THE PROBLEM — Each entry below should be echoed exactly, with pictures omitted.

MATERIAL SUPPLIED —
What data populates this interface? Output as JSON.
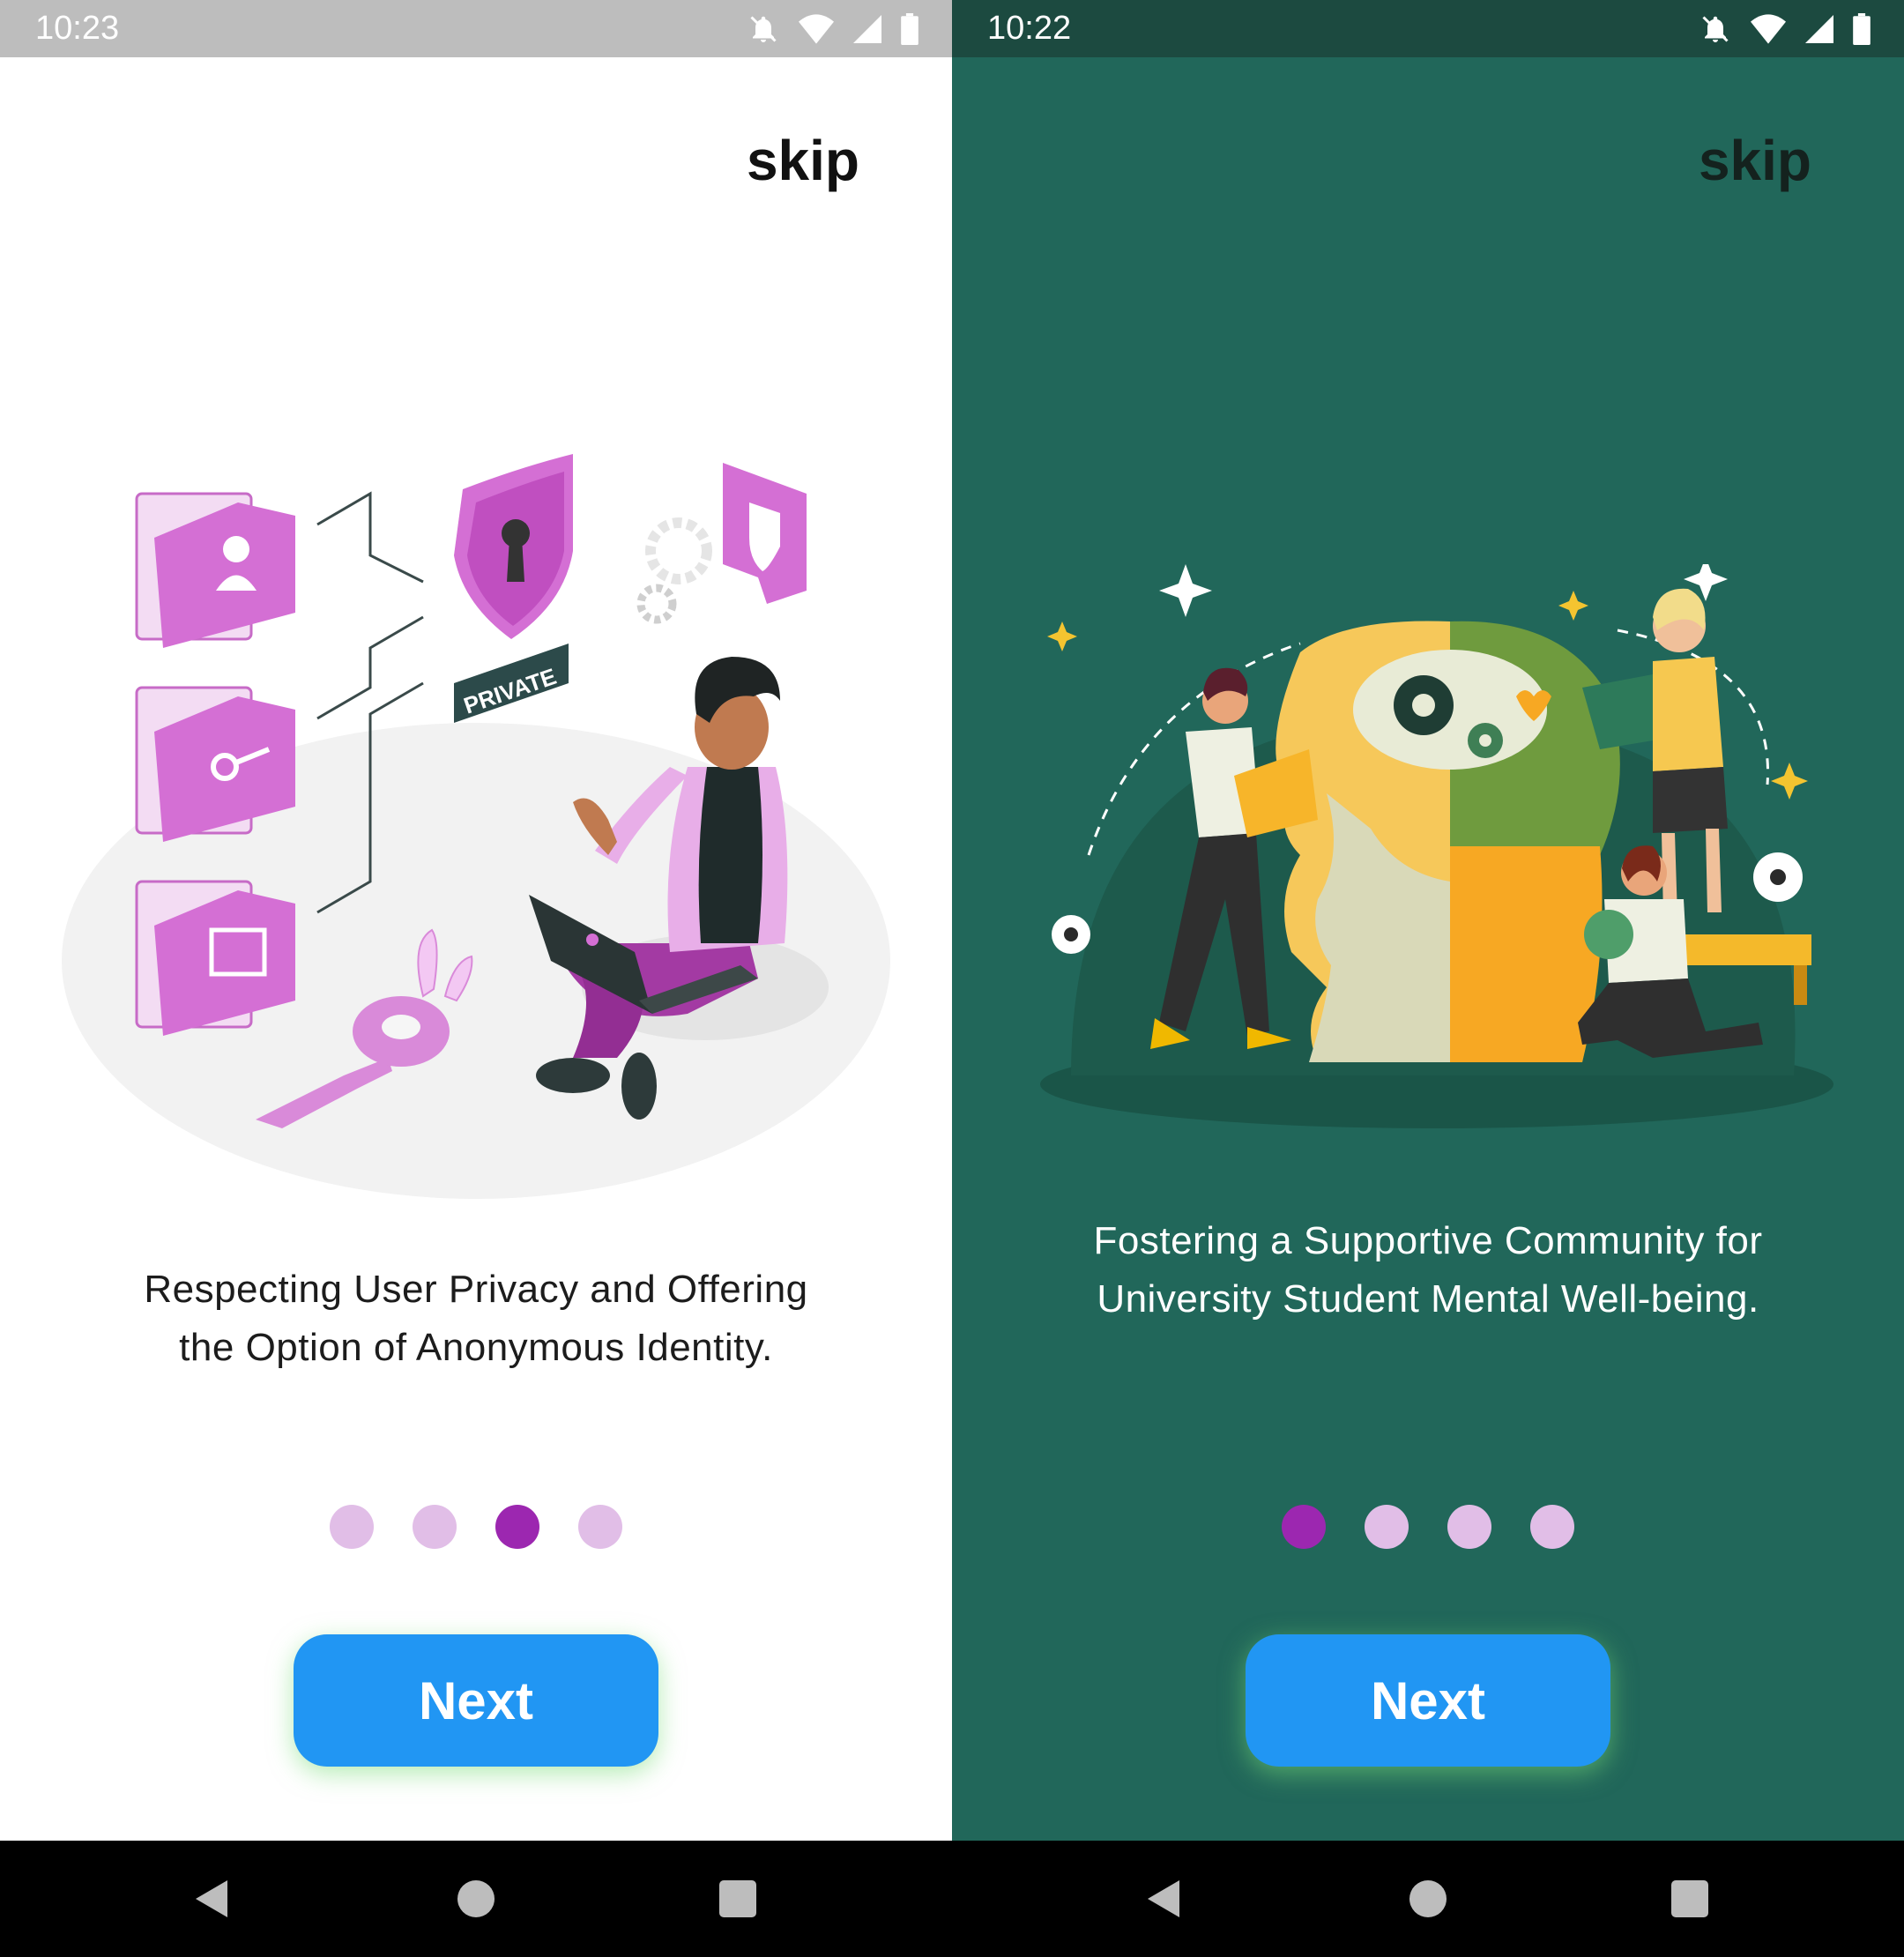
{
  "screens": [
    {
      "status_bar": {
        "time": "10:23"
      },
      "skip_label": "skip",
      "caption": {
        "line1": "Respecting User Privacy and Offering",
        "line2": "the Option of Anonymous Identity."
      },
      "illustration": {
        "badge_text": "PRIVATE"
      },
      "pagination": {
        "total": 4,
        "active_index": 2
      },
      "next_label": "Next"
    },
    {
      "status_bar": {
        "time": "10:22"
      },
      "skip_label": "skip",
      "caption": {
        "line1": "Fostering a Supportive Community for",
        "line2": "University Student Mental Well-being."
      },
      "pagination": {
        "total": 4,
        "active_index": 0
      },
      "next_label": "Next"
    }
  ],
  "colors": {
    "accent_button": "#2196f3",
    "dot_active": "#9c27b0",
    "dot_inactive": "#e1bee7",
    "right_background": "#21675a",
    "left_background": "#ffffff"
  },
  "icons": [
    "notifications-off-icon",
    "wifi-icon",
    "cellular-signal-icon",
    "battery-icon",
    "nav-back-icon",
    "nav-home-icon",
    "nav-recents-icon"
  ]
}
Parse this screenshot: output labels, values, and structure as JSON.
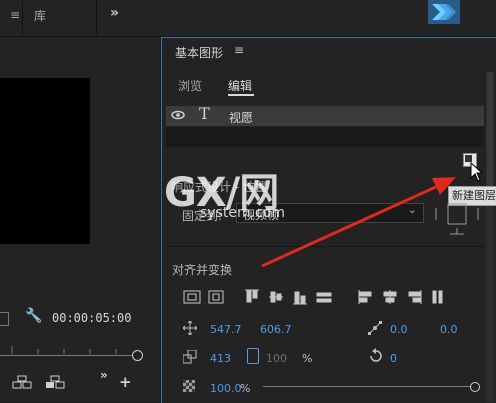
{
  "topbar": {
    "item1": "≡",
    "item2": "库",
    "more": "»"
  },
  "left_panel": {
    "timecode": "00:00:05:00",
    "more": "»",
    "add": "+"
  },
  "essential_graphics": {
    "title": "基本图形",
    "menu": "≡",
    "tabs": [
      {
        "label": "浏览"
      },
      {
        "label": "编辑"
      }
    ],
    "layer": {
      "name": "视愿"
    },
    "tooltip": "新建图层",
    "responsive_design_label": "响应式设计 - 位置",
    "pin_to_label": "固定到:",
    "pin_to_value": "视频帧",
    "align_transform_label": "对齐并变换",
    "position": {
      "x": "547.7",
      "y": "606.7"
    },
    "anchor": {
      "x": "0.0",
      "y": "0.0"
    },
    "scale": {
      "value": "413",
      "locked_value": "100",
      "unit": "%"
    },
    "rotation": "0",
    "opacity": {
      "value": "100.0",
      "unit": "%"
    }
  },
  "watermark": {
    "text": "GX/网",
    "sub": "system.com"
  },
  "colors": {
    "accent": "#4f9ce8",
    "arrow": "#e0281e",
    "panel_border": "#3f6fb0"
  }
}
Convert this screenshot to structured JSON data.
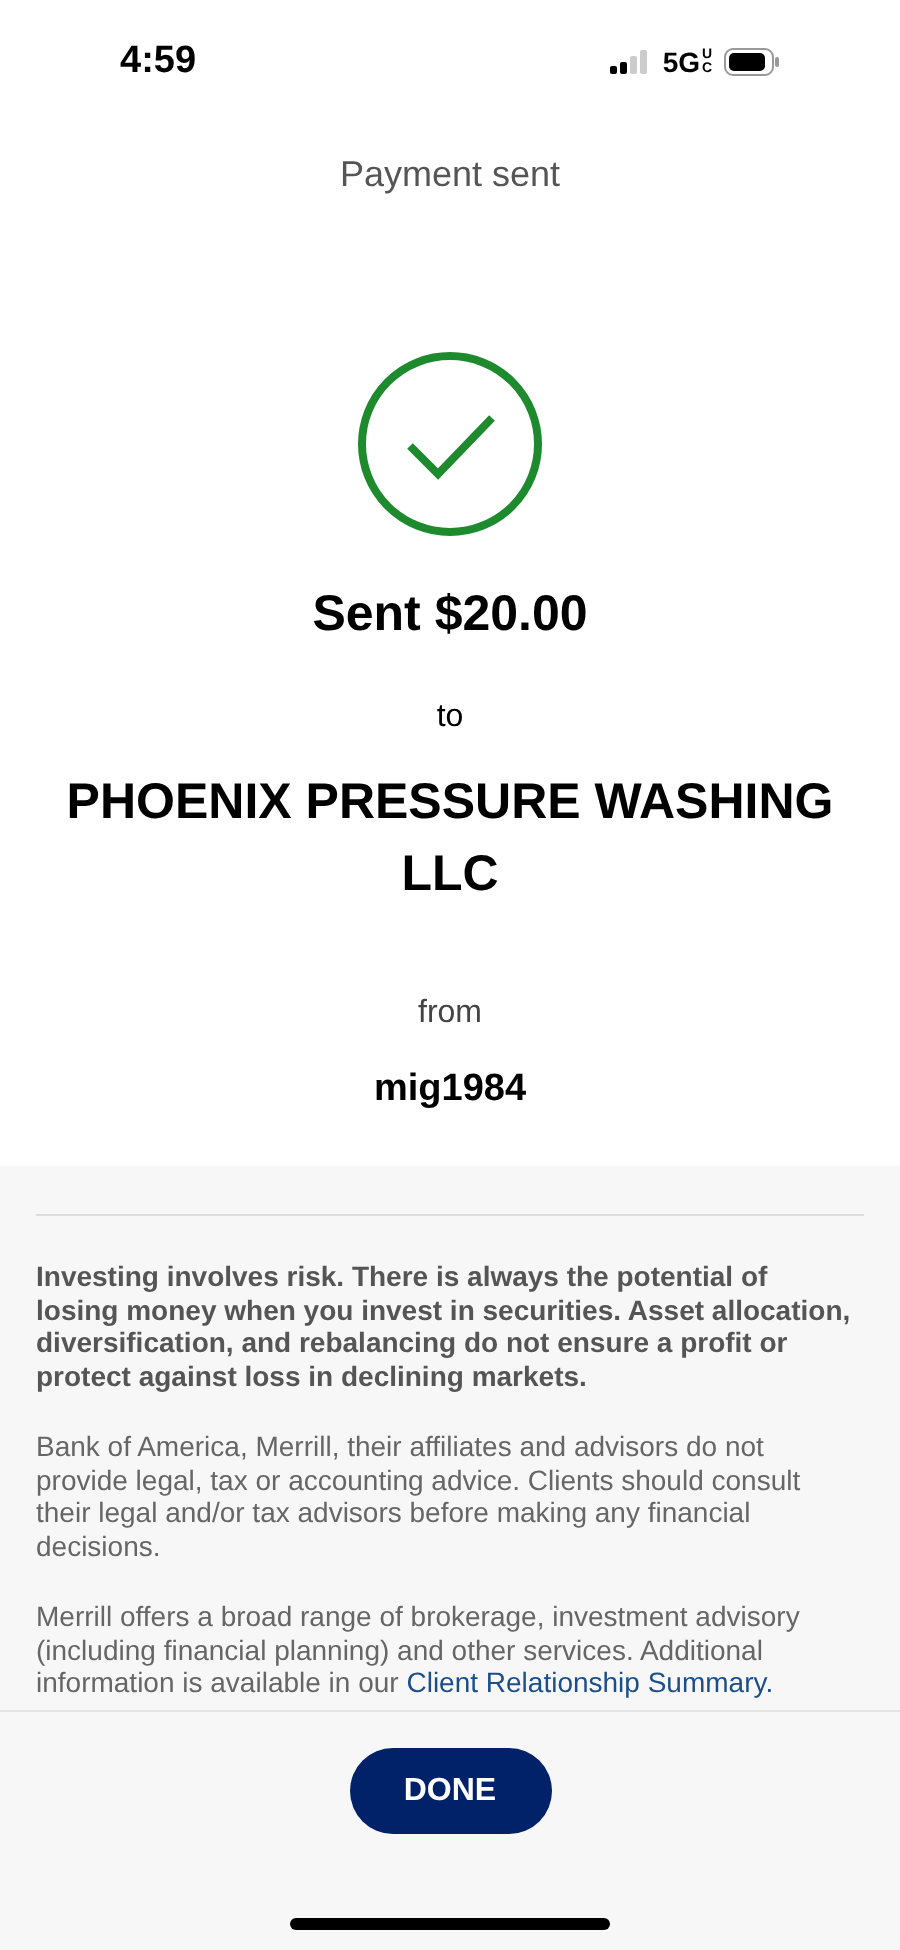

SOLUTION FOR THIS EXERCISE —
What data populates this interface? Output as JSON.
{
  "screens": [
    {
      "status_bar": {
        "time": "10:23"
      },
      "skip_label": "skip",
      "caption": {
        "line1": "Respecting User Privacy and Offering",
        "line2": "the Option of Anonymous Identity."
      },
      "illustration": {
        "badge_text": "PRIVATE"
      },
      "pagination": {
        "total": 4,
        "active_index": 2
      },
      "next_label": "Next"
    },
    {
      "status_bar": {
        "time": "10:22"
      },
      "skip_label": "skip",
      "caption": {
        "line1": "Fostering a Supportive Community for",
        "line2": "University Student Mental Well-being."
      },
      "pagination": {
        "total": 4,
        "active_index": 0
      },
      "next_label": "Next"
    }
  ],
  "colors": {
    "accent_button": "#2196f3",
    "dot_active": "#9c27b0",
    "dot_inactive": "#e1bee7",
    "right_background": "#21675a",
    "left_background": "#ffffff"
  },
  "icons": [
    "notifications-off-icon",
    "wifi-icon",
    "cellular-signal-icon",
    "battery-icon",
    "nav-back-icon",
    "nav-home-icon",
    "nav-recents-icon"
  ]
}
Parse this screenshot: output labels, values, and structure as JSON.
{
  "topbar": {
    "item1": "≡",
    "item2": "库",
    "more": "»"
  },
  "left_panel": {
    "timecode": "00:00:05:00",
    "more": "»",
    "add": "+"
  },
  "essential_graphics": {
    "title": "基本图形",
    "menu": "≡",
    "tabs": [
      {
        "label": "浏览"
      },
      {
        "label": "编辑"
      }
    ],
    "layer": {
      "name": "视愿"
    },
    "tooltip": "新建图层",
    "responsive_design_label": "响应式设计 - 位置",
    "pin_to_label": "固定到:",
    "pin_to_value": "视频帧",
    "align_transform_label": "对齐并变换",
    "position": {
      "x": "547.7",
      "y": "606.7"
    },
    "anchor": {
      "x": "0.0",
      "y": "0.0"
    },
    "scale": {
      "value": "413",
      "locked_value": "100",
      "unit": "%"
    },
    "rotation": "0",
    "opacity": {
      "value": "100.0",
      "unit": "%"
    }
  },
  "watermark": {
    "text": "GX/网",
    "sub": "system.com"
  },
  "colors": {
    "accent": "#4f9ce8",
    "arrow": "#e0281e",
    "panel_border": "#3f6fb0"
  }
}
Convert this screenshot to structured JSON data.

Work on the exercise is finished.